------ AVAILABLE RECORDS
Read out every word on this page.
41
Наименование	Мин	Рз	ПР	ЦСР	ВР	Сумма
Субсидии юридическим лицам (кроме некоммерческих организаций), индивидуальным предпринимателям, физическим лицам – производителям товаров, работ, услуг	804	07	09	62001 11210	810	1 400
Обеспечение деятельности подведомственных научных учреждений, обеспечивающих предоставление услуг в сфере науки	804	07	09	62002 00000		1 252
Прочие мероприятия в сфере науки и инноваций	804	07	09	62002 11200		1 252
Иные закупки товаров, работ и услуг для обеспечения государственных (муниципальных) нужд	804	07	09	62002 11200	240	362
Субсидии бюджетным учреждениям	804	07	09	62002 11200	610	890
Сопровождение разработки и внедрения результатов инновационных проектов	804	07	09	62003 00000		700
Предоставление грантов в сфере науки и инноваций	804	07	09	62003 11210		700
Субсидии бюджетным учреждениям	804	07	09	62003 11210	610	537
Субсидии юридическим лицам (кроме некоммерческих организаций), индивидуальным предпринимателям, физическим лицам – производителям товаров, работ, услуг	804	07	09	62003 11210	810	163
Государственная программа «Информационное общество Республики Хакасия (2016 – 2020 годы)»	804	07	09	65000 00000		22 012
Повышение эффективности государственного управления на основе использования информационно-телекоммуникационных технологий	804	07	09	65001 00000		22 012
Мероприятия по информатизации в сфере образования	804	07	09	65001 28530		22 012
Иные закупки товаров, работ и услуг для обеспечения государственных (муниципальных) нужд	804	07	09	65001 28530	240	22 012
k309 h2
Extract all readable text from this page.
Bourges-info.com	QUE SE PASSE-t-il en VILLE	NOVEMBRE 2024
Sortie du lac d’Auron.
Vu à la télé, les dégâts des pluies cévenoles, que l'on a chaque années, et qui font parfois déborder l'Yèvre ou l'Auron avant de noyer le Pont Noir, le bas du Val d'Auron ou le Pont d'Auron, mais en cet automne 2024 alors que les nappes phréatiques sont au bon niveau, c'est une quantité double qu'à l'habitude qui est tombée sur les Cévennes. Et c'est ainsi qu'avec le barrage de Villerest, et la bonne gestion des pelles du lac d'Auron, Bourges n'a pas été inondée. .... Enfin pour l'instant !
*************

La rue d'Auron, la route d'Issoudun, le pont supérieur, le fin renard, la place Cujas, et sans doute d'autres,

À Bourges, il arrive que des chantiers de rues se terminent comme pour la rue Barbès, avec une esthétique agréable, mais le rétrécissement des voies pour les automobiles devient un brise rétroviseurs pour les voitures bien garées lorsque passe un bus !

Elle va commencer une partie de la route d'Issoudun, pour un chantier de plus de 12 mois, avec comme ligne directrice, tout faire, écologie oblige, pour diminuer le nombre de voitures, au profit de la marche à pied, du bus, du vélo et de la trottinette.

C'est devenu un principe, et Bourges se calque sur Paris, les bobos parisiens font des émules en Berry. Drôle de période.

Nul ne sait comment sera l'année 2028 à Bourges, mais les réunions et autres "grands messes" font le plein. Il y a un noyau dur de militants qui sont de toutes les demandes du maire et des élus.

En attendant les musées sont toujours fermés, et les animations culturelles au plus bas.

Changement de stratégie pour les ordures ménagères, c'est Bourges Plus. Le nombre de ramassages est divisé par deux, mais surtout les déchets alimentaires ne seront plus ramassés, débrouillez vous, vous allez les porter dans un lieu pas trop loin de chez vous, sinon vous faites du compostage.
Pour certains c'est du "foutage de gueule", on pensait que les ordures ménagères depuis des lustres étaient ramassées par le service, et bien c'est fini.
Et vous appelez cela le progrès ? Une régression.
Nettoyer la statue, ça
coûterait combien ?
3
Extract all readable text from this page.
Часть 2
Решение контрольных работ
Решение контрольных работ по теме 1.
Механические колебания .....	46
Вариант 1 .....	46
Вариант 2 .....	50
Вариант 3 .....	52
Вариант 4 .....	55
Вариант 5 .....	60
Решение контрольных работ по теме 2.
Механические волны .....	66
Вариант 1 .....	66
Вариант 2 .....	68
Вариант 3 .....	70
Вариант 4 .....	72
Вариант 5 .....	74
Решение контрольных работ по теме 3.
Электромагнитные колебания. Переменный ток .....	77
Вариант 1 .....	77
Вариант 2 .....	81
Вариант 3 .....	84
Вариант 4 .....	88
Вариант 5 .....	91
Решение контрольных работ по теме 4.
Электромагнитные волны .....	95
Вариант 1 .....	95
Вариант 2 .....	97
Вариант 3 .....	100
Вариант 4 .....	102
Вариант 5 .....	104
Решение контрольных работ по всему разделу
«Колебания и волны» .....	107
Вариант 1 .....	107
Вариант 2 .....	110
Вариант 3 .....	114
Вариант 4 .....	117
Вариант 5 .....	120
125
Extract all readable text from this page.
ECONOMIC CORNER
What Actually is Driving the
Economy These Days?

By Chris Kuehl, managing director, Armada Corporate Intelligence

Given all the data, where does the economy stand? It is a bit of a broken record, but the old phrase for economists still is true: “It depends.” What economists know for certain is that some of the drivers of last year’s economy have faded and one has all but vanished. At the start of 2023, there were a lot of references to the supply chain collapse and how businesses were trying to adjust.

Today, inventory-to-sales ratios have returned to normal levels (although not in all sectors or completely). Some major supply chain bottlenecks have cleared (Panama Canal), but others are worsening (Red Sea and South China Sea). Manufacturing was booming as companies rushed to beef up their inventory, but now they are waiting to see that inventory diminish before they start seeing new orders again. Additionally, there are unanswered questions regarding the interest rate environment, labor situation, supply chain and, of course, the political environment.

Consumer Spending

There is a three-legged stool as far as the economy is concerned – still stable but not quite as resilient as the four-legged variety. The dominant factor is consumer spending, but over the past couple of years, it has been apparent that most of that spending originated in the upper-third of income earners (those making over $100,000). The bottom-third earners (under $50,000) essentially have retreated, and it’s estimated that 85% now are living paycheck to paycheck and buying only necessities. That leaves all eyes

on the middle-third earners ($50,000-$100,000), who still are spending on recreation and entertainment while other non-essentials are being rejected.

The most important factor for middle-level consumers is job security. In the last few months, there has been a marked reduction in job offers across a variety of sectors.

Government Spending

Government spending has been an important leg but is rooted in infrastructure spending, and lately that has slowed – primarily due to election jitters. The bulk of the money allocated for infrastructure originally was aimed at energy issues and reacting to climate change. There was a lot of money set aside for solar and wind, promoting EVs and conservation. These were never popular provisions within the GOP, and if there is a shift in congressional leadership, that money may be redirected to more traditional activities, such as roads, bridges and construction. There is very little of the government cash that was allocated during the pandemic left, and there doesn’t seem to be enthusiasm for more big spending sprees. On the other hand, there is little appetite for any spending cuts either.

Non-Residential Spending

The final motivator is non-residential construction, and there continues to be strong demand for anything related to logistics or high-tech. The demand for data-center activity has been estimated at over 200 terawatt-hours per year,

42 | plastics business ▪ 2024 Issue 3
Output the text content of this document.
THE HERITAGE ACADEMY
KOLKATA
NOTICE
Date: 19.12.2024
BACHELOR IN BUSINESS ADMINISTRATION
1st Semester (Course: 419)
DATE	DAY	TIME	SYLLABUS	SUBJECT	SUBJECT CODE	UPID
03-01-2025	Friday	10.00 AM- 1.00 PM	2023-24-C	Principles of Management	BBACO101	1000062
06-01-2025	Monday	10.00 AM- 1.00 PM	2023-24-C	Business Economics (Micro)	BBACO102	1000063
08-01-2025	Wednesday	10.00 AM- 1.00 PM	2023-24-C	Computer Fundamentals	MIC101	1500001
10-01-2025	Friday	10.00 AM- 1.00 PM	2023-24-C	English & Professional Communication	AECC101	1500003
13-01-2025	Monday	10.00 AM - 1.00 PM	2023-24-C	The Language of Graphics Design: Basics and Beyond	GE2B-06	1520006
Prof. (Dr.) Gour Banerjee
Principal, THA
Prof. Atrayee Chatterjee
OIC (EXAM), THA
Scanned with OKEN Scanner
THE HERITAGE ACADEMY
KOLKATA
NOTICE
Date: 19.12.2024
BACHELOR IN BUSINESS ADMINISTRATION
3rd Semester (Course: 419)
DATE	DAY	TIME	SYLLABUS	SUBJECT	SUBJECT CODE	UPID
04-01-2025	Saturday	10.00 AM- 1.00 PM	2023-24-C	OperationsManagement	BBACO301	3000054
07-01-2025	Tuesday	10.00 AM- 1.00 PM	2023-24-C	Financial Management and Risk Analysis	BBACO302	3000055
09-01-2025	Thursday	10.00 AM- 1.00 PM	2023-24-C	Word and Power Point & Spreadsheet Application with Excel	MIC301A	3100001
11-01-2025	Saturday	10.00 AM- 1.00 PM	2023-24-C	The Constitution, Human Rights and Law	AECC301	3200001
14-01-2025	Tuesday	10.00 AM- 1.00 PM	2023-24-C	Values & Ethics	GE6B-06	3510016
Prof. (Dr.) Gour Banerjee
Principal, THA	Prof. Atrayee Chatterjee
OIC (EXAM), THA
------------
Check every line of the data, and copy the ones that contain "variety".

There is a three-legged stool as far as the economy is concerned – still stable but not quite as resilient as the four-legged variety. The dominant factor is consumer spending, but over the past couple of years, it has been apparent that most of that spending originated in the upper-third of income earners (those making over $100,000). The bottom-third earners (under $50,000) essentially have retreated, and it’s estimated that 85% now are living paycheck to paycheck and buying only necessities. That leaves all eyes
The most important factor for middle-level consumers is job security. In the last few months, there has been a marked reduction in job offers across a variety of sectors.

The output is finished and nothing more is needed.